--- begin ---
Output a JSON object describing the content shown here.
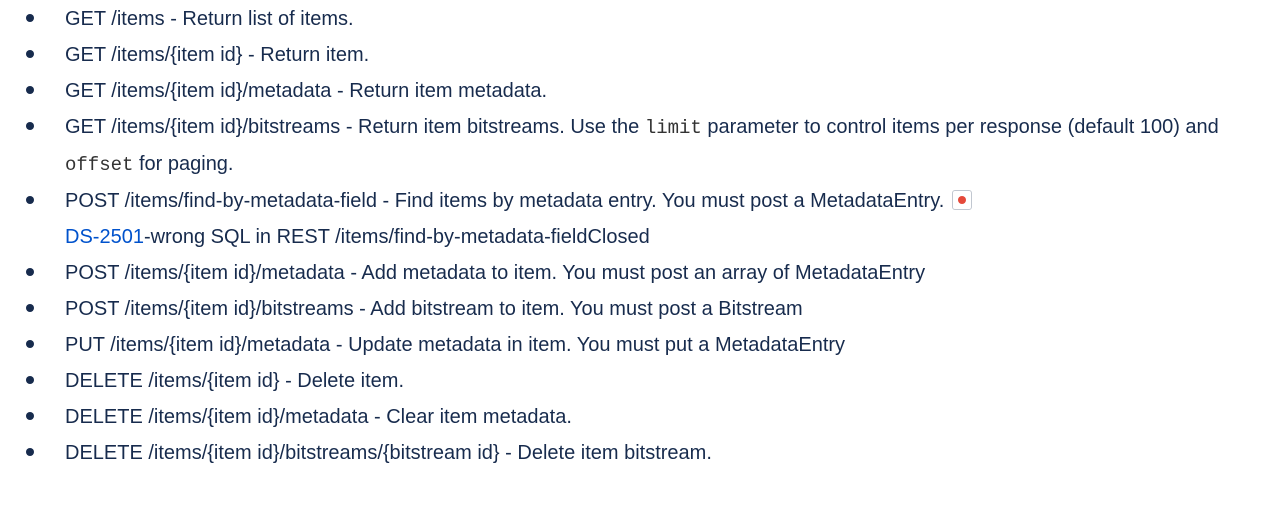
{
  "endpoints": [
    {
      "text": "GET /items - Return list of items."
    },
    {
      "text": "GET /items/{item id} - Return item."
    },
    {
      "text": "GET /items/{item id}/metadata - Return item metadata."
    },
    {
      "text_a": "GET /items/{item id}/bitstreams - Return item bitstreams. Use the ",
      "code_a": "limit",
      "text_b": " parameter to control items per response (default 100) and ",
      "code_b": "offset",
      "text_c": " for paging."
    },
    {
      "text": "POST /items/find-by-metadata-field - Find items by metadata entry. You must post a MetadataEntry.",
      "issue_icon": "bug-icon",
      "issue_key": "DS-2501",
      "issue_summary": "-wrong SQL in REST /items/find-by-metadata-field",
      "issue_status": "Closed"
    },
    {
      "text": "POST /items/{item id}/metadata - Add metadata to item. You must post an array of MetadataEntry"
    },
    {
      "text": "POST /items/{item id}/bitstreams - Add bitstream to item. You must post a Bitstream"
    },
    {
      "text": "PUT /items/{item id}/metadata - Update metadata in item. You must put a MetadataEntry"
    },
    {
      "text": "DELETE /items/{item id} - Delete item."
    },
    {
      "text": "DELETE /items/{item id}/metadata - Clear item metadata."
    },
    {
      "text": "DELETE /items/{item id}/bitstreams/{bitstream id} - Delete item bitstream."
    }
  ],
  "colors": {
    "text": "#172b4d",
    "link": "#0052cc",
    "issue_icon": "#e5493a"
  }
}
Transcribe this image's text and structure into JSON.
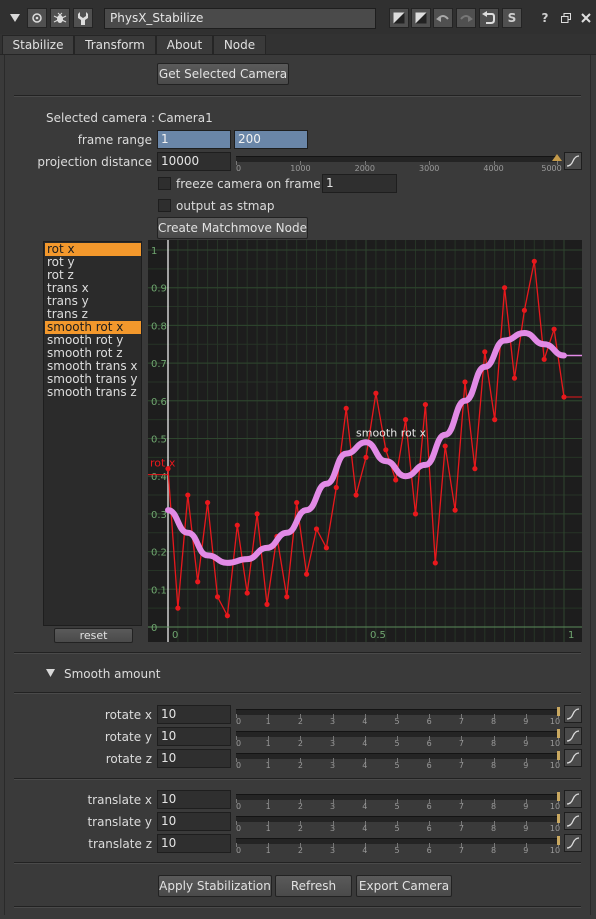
{
  "titlebar": {
    "node_name": "PhysX_Stabilize",
    "left_icons": [
      "collapse-triangle-icon",
      "node-center-icon",
      "bug-icon",
      "wrench-icon"
    ],
    "right_icons": [
      "diagonal-split-icon",
      "diagonal-split-alt-icon",
      "undo-icon",
      "redo-icon",
      "revert-icon",
      "s-icon"
    ],
    "s_label": "S",
    "help_label": "?",
    "window_icons": [
      "help-icon",
      "float-window-icon",
      "close-icon"
    ]
  },
  "tabs": [
    "Stabilize",
    "Transform",
    "About",
    "Node"
  ],
  "buttons": {
    "get_camera": "Get Selected Camera",
    "create_matchmove": "Create Matchmove Node",
    "reset": "reset",
    "apply": "Apply Stabilization",
    "refresh": "Refresh",
    "export": "Export Camera"
  },
  "camera": {
    "label": "Selected camera :",
    "value": "Camera1"
  },
  "frame_range": {
    "label": "frame range",
    "start": "1",
    "end": "200"
  },
  "projection": {
    "label": "projection distance",
    "value": "10000",
    "ticks": [
      "0",
      "1000",
      "2000",
      "3000",
      "4000",
      "5000"
    ],
    "slider_value": 10000,
    "slider_max": 5000
  },
  "freeze": {
    "label": "freeze camera on frame",
    "value": "1",
    "checked": false
  },
  "stmap": {
    "label": "output as stmap",
    "checked": false
  },
  "curves": {
    "items": [
      "rot x",
      "rot y",
      "rot z",
      "trans x",
      "trans y",
      "trans z",
      "smooth rot x",
      "smooth rot y",
      "smooth rot z",
      "smooth trans x",
      "smooth trans y",
      "smooth trans z"
    ],
    "selected": [
      "rot x",
      "smooth rot x"
    ]
  },
  "chart_data": {
    "type": "line",
    "xlim": [
      0,
      1
    ],
    "ylim": [
      0,
      1
    ],
    "x_ticks": [
      "0",
      "0.5",
      "1"
    ],
    "y_ticks": [
      "0",
      "0.1",
      "0.2",
      "0.3",
      "0.4",
      "0.5",
      "0.6",
      "0.7",
      "0.8",
      "0.9",
      "1"
    ],
    "grid": true,
    "background": "#1d1d1d",
    "grid_color": "#2e452e",
    "series": [
      {
        "name": "rot x",
        "color": "#e8181c",
        "label_position": "left",
        "x": [
          0.0,
          0.025,
          0.05,
          0.075,
          0.1,
          0.125,
          0.15,
          0.175,
          0.2,
          0.225,
          0.25,
          0.275,
          0.3,
          0.325,
          0.35,
          0.375,
          0.4,
          0.425,
          0.45,
          0.475,
          0.5,
          0.525,
          0.55,
          0.575,
          0.6,
          0.625,
          0.65,
          0.675,
          0.7,
          0.725,
          0.75,
          0.775,
          0.8,
          0.825,
          0.85,
          0.875,
          0.9,
          0.925,
          0.95,
          0.975,
          1.0
        ],
        "y": [
          0.42,
          0.05,
          0.35,
          0.12,
          0.33,
          0.08,
          0.03,
          0.27,
          0.09,
          0.3,
          0.06,
          0.24,
          0.08,
          0.33,
          0.14,
          0.26,
          0.21,
          0.37,
          0.58,
          0.35,
          0.45,
          0.62,
          0.47,
          0.39,
          0.55,
          0.3,
          0.59,
          0.17,
          0.48,
          0.31,
          0.65,
          0.42,
          0.73,
          0.55,
          0.9,
          0.66,
          0.84,
          0.97,
          0.71,
          0.79,
          0.61
        ]
      },
      {
        "name": "smooth rot x",
        "color": "#e28ae6",
        "label_position": "top",
        "x": [
          0.0,
          0.05,
          0.1,
          0.15,
          0.2,
          0.25,
          0.3,
          0.35,
          0.4,
          0.45,
          0.5,
          0.55,
          0.6,
          0.65,
          0.7,
          0.75,
          0.8,
          0.85,
          0.9,
          0.95,
          1.0
        ],
        "y": [
          0.31,
          0.25,
          0.19,
          0.17,
          0.18,
          0.21,
          0.25,
          0.31,
          0.38,
          0.46,
          0.49,
          0.44,
          0.4,
          0.43,
          0.51,
          0.6,
          0.69,
          0.76,
          0.78,
          0.75,
          0.72
        ]
      }
    ]
  },
  "smooth_amount": {
    "label": "Smooth amount",
    "ticks": [
      "0",
      "1",
      "2",
      "3",
      "4",
      "5",
      "6",
      "7",
      "8",
      "9",
      "10"
    ],
    "rotate": [
      {
        "label": "rotate x",
        "value": "10"
      },
      {
        "label": "rotate y",
        "value": "10"
      },
      {
        "label": "rotate z",
        "value": "10"
      }
    ],
    "translate": [
      {
        "label": "translate x",
        "value": "10"
      },
      {
        "label": "translate y",
        "value": "10"
      },
      {
        "label": "translate z",
        "value": "10"
      }
    ],
    "slider_max": 10
  }
}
--- end ---
EXERCISE PROMPT: Leaving all pictures aside, quote each record exactly.

THE SOLUTION:
Output a JSON object describing the content shown here.
{
  "endpoints": [
    {
      "text": "GET /items - Return list of items."
    },
    {
      "text": "GET /items/{item id} - Return item."
    },
    {
      "text": "GET /items/{item id}/metadata - Return item metadata."
    },
    {
      "text_a": "GET /items/{item id}/bitstreams - Return item bitstreams. Use the ",
      "code_a": "limit",
      "text_b": " parameter to control items per response (default 100) and ",
      "code_b": "offset",
      "text_c": " for paging."
    },
    {
      "text": "POST /items/find-by-metadata-field - Find items by metadata entry. You must post a MetadataEntry.",
      "issue_icon": "bug-icon",
      "issue_key": "DS-2501",
      "issue_summary": "-wrong SQL in REST /items/find-by-metadata-field",
      "issue_status": "Closed"
    },
    {
      "text": "POST /items/{item id}/metadata - Add metadata to item. You must post an array of MetadataEntry"
    },
    {
      "text": "POST /items/{item id}/bitstreams - Add bitstream to item. You must post a Bitstream"
    },
    {
      "text": "PUT /items/{item id}/metadata - Update metadata in item. You must put a MetadataEntry"
    },
    {
      "text": "DELETE /items/{item id} - Delete item."
    },
    {
      "text": "DELETE /items/{item id}/metadata - Clear item metadata."
    },
    {
      "text": "DELETE /items/{item id}/bitstreams/{bitstream id} - Delete item bitstream."
    }
  ],
  "colors": {
    "text": "#172b4d",
    "link": "#0052cc",
    "issue_icon": "#e5493a"
  }
}
Transcribe this image's text and structure into JSON.
{
  "titlebar": {
    "node_name": "PhysX_Stabilize",
    "left_icons": [
      "collapse-triangle-icon",
      "node-center-icon",
      "bug-icon",
      "wrench-icon"
    ],
    "right_icons": [
      "diagonal-split-icon",
      "diagonal-split-alt-icon",
      "undo-icon",
      "redo-icon",
      "revert-icon",
      "s-icon"
    ],
    "s_label": "S",
    "help_label": "?",
    "window_icons": [
      "help-icon",
      "float-window-icon",
      "close-icon"
    ]
  },
  "tabs": [
    "Stabilize",
    "Transform",
    "About",
    "Node"
  ],
  "buttons": {
    "get_camera": "Get Selected Camera",
    "create_matchmove": "Create Matchmove Node",
    "reset": "reset",
    "apply": "Apply Stabilization",
    "refresh": "Refresh",
    "export": "Export Camera"
  },
  "camera": {
    "label": "Selected camera :",
    "value": "Camera1"
  },
  "frame_range": {
    "label": "frame range",
    "start": "1",
    "end": "200"
  },
  "projection": {
    "label": "projection distance",
    "value": "10000",
    "ticks": [
      "0",
      "1000",
      "2000",
      "3000",
      "4000",
      "5000"
    ],
    "slider_value": 10000,
    "slider_max": 5000
  },
  "freeze": {
    "label": "freeze camera on frame",
    "value": "1",
    "checked": false
  },
  "stmap": {
    "label": "output as stmap",
    "checked": false
  },
  "curves": {
    "items": [
      "rot x",
      "rot y",
      "rot z",
      "trans x",
      "trans y",
      "trans z",
      "smooth rot x",
      "smooth rot y",
      "smooth rot z",
      "smooth trans x",
      "smooth trans y",
      "smooth trans z"
    ],
    "selected": [
      "rot x",
      "smooth rot x"
    ]
  },
  "chart_data": {
    "type": "line",
    "xlim": [
      0,
      1
    ],
    "ylim": [
      0,
      1
    ],
    "x_ticks": [
      "0",
      "0.5",
      "1"
    ],
    "y_ticks": [
      "0",
      "0.1",
      "0.2",
      "0.3",
      "0.4",
      "0.5",
      "0.6",
      "0.7",
      "0.8",
      "0.9",
      "1"
    ],
    "grid": true,
    "background": "#1d1d1d",
    "grid_color": "#2e452e",
    "series": [
      {
        "name": "rot x",
        "color": "#e8181c",
        "label_position": "left",
        "x": [
          0.0,
          0.025,
          0.05,
          0.075,
          0.1,
          0.125,
          0.15,
          0.175,
          0.2,
          0.225,
          0.25,
          0.275,
          0.3,
          0.325,
          0.35,
          0.375,
          0.4,
          0.425,
          0.45,
          0.475,
          0.5,
          0.525,
          0.55,
          0.575,
          0.6,
          0.625,
          0.65,
          0.675,
          0.7,
          0.725,
          0.75,
          0.775,
          0.8,
          0.825,
          0.85,
          0.875,
          0.9,
          0.925,
          0.95,
          0.975,
          1.0
        ],
        "y": [
          0.42,
          0.05,
          0.35,
          0.12,
          0.33,
          0.08,
          0.03,
          0.27,
          0.09,
          0.3,
          0.06,
          0.24,
          0.08,
          0.33,
          0.14,
          0.26,
          0.21,
          0.37,
          0.58,
          0.35,
          0.45,
          0.62,
          0.47,
          0.39,
          0.55,
          0.3,
          0.59,
          0.17,
          0.48,
          0.31,
          0.65,
          0.42,
          0.73,
          0.55,
          0.9,
          0.66,
          0.84,
          0.97,
          0.71,
          0.79,
          0.61
        ]
      },
      {
        "name": "smooth rot x",
        "color": "#e28ae6",
        "label_position": "top",
        "x": [
          0.0,
          0.05,
          0.1,
          0.15,
          0.2,
          0.25,
          0.3,
          0.35,
          0.4,
          0.45,
          0.5,
          0.55,
          0.6,
          0.65,
          0.7,
          0.75,
          0.8,
          0.85,
          0.9,
          0.95,
          1.0
        ],
        "y": [
          0.31,
          0.25,
          0.19,
          0.17,
          0.18,
          0.21,
          0.25,
          0.31,
          0.38,
          0.46,
          0.49,
          0.44,
          0.4,
          0.43,
          0.51,
          0.6,
          0.69,
          0.76,
          0.78,
          0.75,
          0.72
        ]
      }
    ]
  },
  "smooth_amount": {
    "label": "Smooth amount",
    "ticks": [
      "0",
      "1",
      "2",
      "3",
      "4",
      "5",
      "6",
      "7",
      "8",
      "9",
      "10"
    ],
    "rotate": [
      {
        "label": "rotate x",
        "value": "10"
      },
      {
        "label": "rotate y",
        "value": "10"
      },
      {
        "label": "rotate z",
        "value": "10"
      }
    ],
    "translate": [
      {
        "label": "translate x",
        "value": "10"
      },
      {
        "label": "translate y",
        "value": "10"
      },
      {
        "label": "translate z",
        "value": "10"
      }
    ],
    "slider_max": 10
  }
}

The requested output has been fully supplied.